----- Data records -----
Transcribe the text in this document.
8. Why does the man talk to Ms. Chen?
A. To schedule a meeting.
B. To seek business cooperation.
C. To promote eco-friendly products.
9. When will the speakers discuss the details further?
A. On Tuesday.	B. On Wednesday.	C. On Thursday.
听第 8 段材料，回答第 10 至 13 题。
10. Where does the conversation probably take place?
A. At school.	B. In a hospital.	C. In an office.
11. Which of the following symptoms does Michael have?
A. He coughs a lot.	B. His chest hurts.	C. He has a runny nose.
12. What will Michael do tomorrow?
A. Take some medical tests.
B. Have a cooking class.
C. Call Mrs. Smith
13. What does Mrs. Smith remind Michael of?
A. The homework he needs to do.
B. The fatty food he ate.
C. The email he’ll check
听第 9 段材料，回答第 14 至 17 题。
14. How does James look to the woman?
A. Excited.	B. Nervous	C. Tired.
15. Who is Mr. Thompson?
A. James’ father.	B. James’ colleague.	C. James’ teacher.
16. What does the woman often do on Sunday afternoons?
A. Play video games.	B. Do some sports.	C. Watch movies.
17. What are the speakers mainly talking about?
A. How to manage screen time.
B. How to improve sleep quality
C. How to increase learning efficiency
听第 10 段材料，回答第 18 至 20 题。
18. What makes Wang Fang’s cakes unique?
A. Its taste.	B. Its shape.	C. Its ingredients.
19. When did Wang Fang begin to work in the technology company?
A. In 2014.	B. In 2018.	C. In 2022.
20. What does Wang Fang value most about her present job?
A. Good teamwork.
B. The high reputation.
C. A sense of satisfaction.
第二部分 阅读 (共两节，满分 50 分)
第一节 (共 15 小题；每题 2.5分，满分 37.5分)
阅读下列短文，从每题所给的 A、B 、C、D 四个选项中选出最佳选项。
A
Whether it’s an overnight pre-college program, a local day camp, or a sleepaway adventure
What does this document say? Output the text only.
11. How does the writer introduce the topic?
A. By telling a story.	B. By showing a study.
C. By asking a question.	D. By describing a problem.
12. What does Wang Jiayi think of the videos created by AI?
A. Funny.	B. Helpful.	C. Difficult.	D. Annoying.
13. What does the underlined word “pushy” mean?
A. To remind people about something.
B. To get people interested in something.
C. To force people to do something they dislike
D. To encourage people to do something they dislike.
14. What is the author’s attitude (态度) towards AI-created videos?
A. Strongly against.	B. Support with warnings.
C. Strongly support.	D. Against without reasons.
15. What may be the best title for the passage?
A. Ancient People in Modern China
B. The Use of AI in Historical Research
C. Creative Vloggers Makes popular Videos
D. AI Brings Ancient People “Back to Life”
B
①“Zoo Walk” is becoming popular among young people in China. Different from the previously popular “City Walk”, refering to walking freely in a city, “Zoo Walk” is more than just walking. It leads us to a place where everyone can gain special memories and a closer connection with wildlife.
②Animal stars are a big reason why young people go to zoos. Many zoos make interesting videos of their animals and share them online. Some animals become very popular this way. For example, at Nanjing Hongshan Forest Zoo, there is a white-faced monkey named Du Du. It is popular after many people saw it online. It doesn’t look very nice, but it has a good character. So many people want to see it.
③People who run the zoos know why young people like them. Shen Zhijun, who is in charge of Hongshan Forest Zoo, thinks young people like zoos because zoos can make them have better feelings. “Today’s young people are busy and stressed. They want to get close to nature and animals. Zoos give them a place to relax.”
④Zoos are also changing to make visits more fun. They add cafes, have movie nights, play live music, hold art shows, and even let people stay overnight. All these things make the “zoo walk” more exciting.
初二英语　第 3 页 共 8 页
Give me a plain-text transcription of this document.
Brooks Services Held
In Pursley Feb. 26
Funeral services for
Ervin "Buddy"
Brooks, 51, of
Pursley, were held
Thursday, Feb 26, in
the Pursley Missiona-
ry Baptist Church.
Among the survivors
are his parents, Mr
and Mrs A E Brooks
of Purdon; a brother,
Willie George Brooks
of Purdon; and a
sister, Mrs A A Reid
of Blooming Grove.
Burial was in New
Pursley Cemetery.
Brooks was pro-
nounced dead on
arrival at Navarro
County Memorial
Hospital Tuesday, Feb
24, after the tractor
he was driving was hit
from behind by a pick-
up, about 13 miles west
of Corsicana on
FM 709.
-----
**What this task involves**
Show every line in the entries where the string "animals" occurs.

**Written solution**
②Animal stars are a big reason why young people go to zoos. Many zoos make interesting videos of their animals and share them online. Some animals become very popular this way. For example, at Nanjing Hongshan Forest Zoo, there is a white-faced monkey named Du Du. It is popular after many people saw it online. It doesn’t look very nice, but it has a good character. So many people want to see it.
③People who run the zoos know why young people like them. Shen Zhijun, who is in charge of Hongshan Forest Zoo, thinks young people like zoos because zoos can make them have better feelings. “Today’s young people are busy and stressed. They want to get close to nature and animals. Zoos give them a place to relax.”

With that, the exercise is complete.